§ **DATASET EXTRACT**:
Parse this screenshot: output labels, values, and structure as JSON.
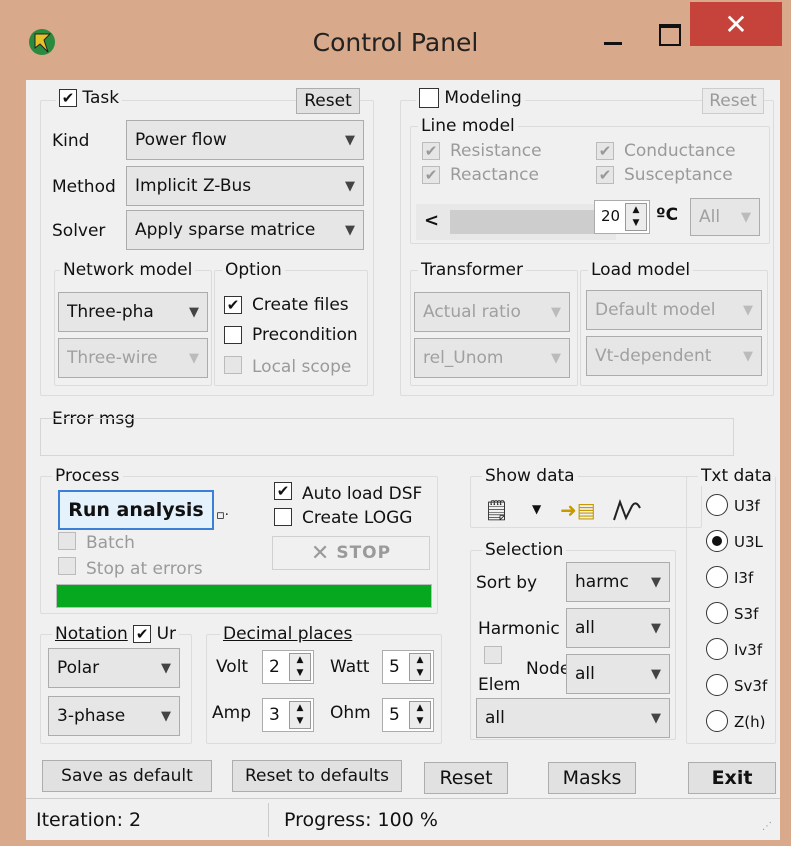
{
  "window": {
    "title": "Control Panel",
    "close_glyph": "✕"
  },
  "task": {
    "label": "Task",
    "checked": true,
    "reset": "Reset",
    "kind_label": "Kind",
    "kind_value": "Power flow",
    "method_label": "Method",
    "method_value": "Implicit Z-Bus",
    "solver_label": "Solver",
    "solver_value": "Apply sparse matrice",
    "network_model": {
      "label": "Network model",
      "value1": "Three-pha",
      "value2": "Three-wire"
    },
    "option": {
      "label": "Option",
      "create_files": "Create files",
      "precondition": "Precondition",
      "local_scope": "Local scope"
    }
  },
  "modeling": {
    "label": "Modeling",
    "reset": "Reset",
    "line_model": {
      "label": "Line model",
      "resistance": "Resistance",
      "reactance": "Reactance",
      "conductance": "Conductance",
      "susceptance": "Susceptance"
    },
    "temp_value": "20",
    "temp_unit": "ºC",
    "phase_select": "All",
    "scroll_left": "<",
    "transformer": {
      "label": "Transformer",
      "value1": "Actual ratio",
      "value2": "rel_Unom"
    },
    "load_model": {
      "label": "Load model",
      "value1": "Default model",
      "value2": "Vt-dependent"
    }
  },
  "error": {
    "label": "Error msg",
    "text": ""
  },
  "process": {
    "label": "Process",
    "run": "Run analysis",
    "auto_load": "Auto load DSF",
    "create_logg": "Create LOGG",
    "stop": "STOP",
    "batch": "Batch",
    "stop_errors": "Stop at errors",
    "progress": 1.0
  },
  "show_data": {
    "label": "Show data"
  },
  "selection": {
    "label": "Selection",
    "sort_label": "Sort by",
    "sort_value": "harmc",
    "harmonic_label": "Harmonic",
    "harmonic_value": "all",
    "node_label": "Node",
    "node_value": "all",
    "elem_label": "Elem",
    "elem_value": "all"
  },
  "txt_data": {
    "label": "Txt data",
    "options": [
      "U3f",
      "U3L",
      "I3f",
      "S3f",
      "Iv3f",
      "Sv3f",
      "Z(h)"
    ],
    "selected": 1
  },
  "notation": {
    "label": "Notation",
    "ur_label": "Ur",
    "value1": "Polar",
    "value2": "3-phase"
  },
  "decimal": {
    "label": "Decimal places",
    "volt": "Volt",
    "volt_v": "2",
    "watt": "Watt",
    "watt_v": "5",
    "amp": "Amp",
    "amp_v": "3",
    "ohm": "Ohm",
    "ohm_v": "5"
  },
  "buttons": {
    "save": "Save as default",
    "reset_defaults": "Reset to defaults",
    "reset": "Reset",
    "masks": "Masks",
    "exit": "Exit"
  },
  "status": {
    "iteration": "Iteration: 2",
    "progress": "Progress: 100 %"
  },
  "colors": {
    "frame": "#d8a98a",
    "close": "#c5433a",
    "progress": "#06a820",
    "selection_box": "#3c7fd6"
  }
}
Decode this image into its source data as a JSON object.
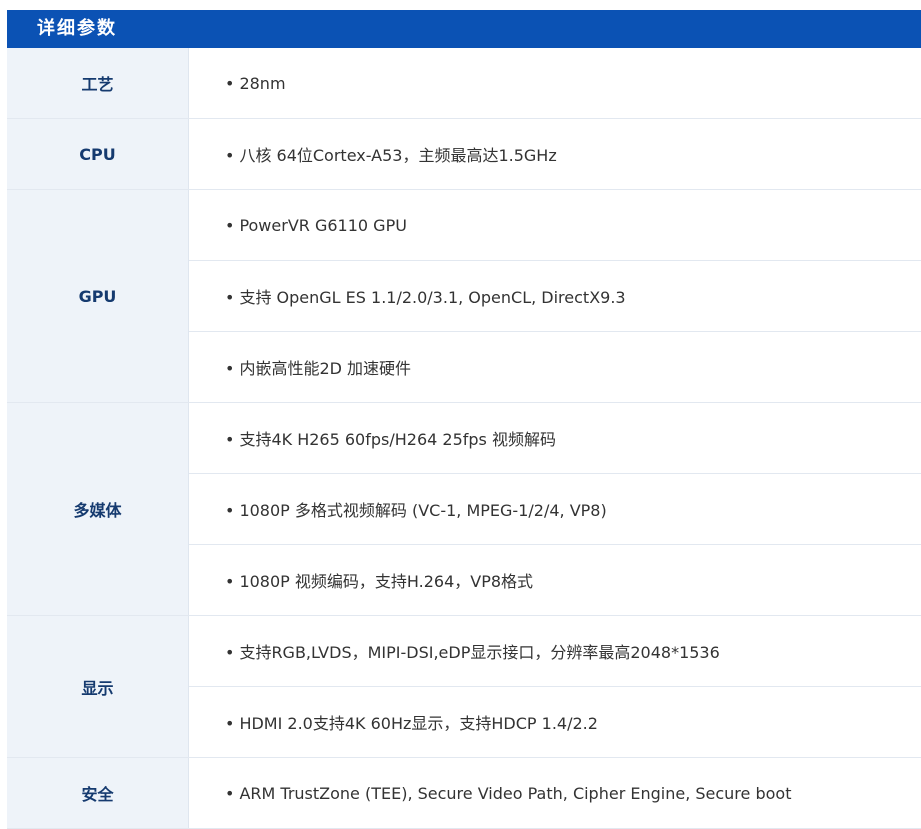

§ **GOAL OF THE EXERCISE**: Repeat each entry exactly. Pictures do not belong in the copy.

§ **RESULT**:
Parse this screenshot: output labels, values, and structure as JSON.
{
  "window": {
    "title": "Control Panel",
    "close_glyph": "✕"
  },
  "task": {
    "label": "Task",
    "checked": true,
    "reset": "Reset",
    "kind_label": "Kind",
    "kind_value": "Power flow",
    "method_label": "Method",
    "method_value": "Implicit Z-Bus",
    "solver_label": "Solver",
    "solver_value": "Apply sparse matrice",
    "network_model": {
      "label": "Network model",
      "value1": "Three-pha",
      "value2": "Three-wire"
    },
    "option": {
      "label": "Option",
      "create_files": "Create files",
      "precondition": "Precondition",
      "local_scope": "Local scope"
    }
  },
  "modeling": {
    "label": "Modeling",
    "reset": "Reset",
    "line_model": {
      "label": "Line model",
      "resistance": "Resistance",
      "reactance": "Reactance",
      "conductance": "Conductance",
      "susceptance": "Susceptance"
    },
    "temp_value": "20",
    "temp_unit": "ºC",
    "phase_select": "All",
    "scroll_left": "<",
    "transformer": {
      "label": "Transformer",
      "value1": "Actual ratio",
      "value2": "rel_Unom"
    },
    "load_model": {
      "label": "Load model",
      "value1": "Default model",
      "value2": "Vt-dependent"
    }
  },
  "error": {
    "label": "Error msg",
    "text": ""
  },
  "process": {
    "label": "Process",
    "run": "Run analysis",
    "auto_load": "Auto load DSF",
    "create_logg": "Create LOGG",
    "stop": "STOP",
    "batch": "Batch",
    "stop_errors": "Stop at errors",
    "progress": 1.0
  },
  "show_data": {
    "label": "Show data"
  },
  "selection": {
    "label": "Selection",
    "sort_label": "Sort by",
    "sort_value": "harmc",
    "harmonic_label": "Harmonic",
    "harmonic_value": "all",
    "node_label": "Node",
    "node_value": "all",
    "elem_label": "Elem",
    "elem_value": "all"
  },
  "txt_data": {
    "label": "Txt data",
    "options": [
      "U3f",
      "U3L",
      "I3f",
      "S3f",
      "Iv3f",
      "Sv3f",
      "Z(h)"
    ],
    "selected": 1
  },
  "notation": {
    "label": "Notation",
    "ur_label": "Ur",
    "value1": "Polar",
    "value2": "3-phase"
  },
  "decimal": {
    "label": "Decimal places",
    "volt": "Volt",
    "volt_v": "2",
    "watt": "Watt",
    "watt_v": "5",
    "amp": "Amp",
    "amp_v": "3",
    "ohm": "Ohm",
    "ohm_v": "5"
  },
  "buttons": {
    "save": "Save as default",
    "reset_defaults": "Reset to defaults",
    "reset": "Reset",
    "masks": "Masks",
    "exit": "Exit"
  },
  "status": {
    "iteration": "Iteration: 2",
    "progress": "Progress: 100 %"
  },
  "colors": {
    "frame": "#d8a98a",
    "close": "#c5433a",
    "progress": "#06a820",
    "selection_box": "#3c7fd6"
  }
}
Decode this image into its source data as a JSON object.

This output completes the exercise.